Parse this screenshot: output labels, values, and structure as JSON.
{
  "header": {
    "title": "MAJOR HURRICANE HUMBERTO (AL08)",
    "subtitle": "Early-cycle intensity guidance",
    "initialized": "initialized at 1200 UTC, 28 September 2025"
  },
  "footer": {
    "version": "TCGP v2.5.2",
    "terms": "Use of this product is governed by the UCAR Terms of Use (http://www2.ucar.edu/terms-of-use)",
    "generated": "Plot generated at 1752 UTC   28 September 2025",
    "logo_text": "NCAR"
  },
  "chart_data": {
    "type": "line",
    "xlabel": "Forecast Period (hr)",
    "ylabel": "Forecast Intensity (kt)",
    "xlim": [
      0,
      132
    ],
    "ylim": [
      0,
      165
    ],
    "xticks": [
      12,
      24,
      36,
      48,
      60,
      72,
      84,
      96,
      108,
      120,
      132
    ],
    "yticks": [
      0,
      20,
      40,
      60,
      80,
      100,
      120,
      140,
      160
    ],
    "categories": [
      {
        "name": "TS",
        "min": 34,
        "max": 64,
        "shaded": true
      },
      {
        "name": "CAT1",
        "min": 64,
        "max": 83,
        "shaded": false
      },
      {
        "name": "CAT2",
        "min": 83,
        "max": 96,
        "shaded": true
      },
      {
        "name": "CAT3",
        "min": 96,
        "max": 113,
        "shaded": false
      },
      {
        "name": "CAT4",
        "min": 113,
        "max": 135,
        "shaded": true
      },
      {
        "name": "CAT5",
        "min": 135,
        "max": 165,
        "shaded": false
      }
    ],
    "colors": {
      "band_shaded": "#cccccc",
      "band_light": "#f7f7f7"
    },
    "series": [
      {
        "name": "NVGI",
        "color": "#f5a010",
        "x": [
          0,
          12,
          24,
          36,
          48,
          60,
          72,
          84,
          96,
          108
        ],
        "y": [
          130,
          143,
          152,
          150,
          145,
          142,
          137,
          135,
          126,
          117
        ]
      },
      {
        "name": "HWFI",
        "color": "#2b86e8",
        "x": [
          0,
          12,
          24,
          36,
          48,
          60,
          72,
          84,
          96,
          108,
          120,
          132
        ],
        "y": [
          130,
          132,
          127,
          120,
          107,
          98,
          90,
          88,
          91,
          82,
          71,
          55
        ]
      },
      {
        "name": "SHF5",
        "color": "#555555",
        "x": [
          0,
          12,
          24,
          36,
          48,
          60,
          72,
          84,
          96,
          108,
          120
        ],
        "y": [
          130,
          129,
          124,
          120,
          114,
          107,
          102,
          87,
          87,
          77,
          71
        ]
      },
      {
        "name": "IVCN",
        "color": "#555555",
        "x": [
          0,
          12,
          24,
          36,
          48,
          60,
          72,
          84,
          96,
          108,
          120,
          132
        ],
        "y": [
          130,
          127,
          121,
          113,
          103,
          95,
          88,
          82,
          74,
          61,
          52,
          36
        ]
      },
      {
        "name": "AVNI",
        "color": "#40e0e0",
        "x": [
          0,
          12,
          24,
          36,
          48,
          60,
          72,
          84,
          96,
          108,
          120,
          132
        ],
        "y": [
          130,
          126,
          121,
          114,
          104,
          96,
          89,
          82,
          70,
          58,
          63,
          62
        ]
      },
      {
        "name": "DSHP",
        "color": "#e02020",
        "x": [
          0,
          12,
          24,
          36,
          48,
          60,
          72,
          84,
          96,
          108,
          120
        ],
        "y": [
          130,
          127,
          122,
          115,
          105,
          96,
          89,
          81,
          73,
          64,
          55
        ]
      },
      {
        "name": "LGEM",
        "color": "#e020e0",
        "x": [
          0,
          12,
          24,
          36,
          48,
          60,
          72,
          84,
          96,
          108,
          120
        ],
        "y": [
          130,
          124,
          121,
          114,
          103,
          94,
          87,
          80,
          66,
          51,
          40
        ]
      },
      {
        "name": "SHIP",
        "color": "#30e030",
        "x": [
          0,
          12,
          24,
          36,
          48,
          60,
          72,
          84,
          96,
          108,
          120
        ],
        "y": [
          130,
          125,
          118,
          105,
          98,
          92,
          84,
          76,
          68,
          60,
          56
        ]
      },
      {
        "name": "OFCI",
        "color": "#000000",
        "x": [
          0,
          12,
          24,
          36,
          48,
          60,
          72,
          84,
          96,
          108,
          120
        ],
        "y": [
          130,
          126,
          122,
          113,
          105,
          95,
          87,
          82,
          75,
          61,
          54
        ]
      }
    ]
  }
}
++++++++++++++++++++
▶ _JOB_
Take every line containing the word "this" and copy it.

▶ _THE SOLUTION_
Parse this screenshot: output labels, values, and structure as JSON.
    "terms": "Use of this product is governed by the UCAR Terms of Use (http://www2.ucar.edu/terms-of-use)",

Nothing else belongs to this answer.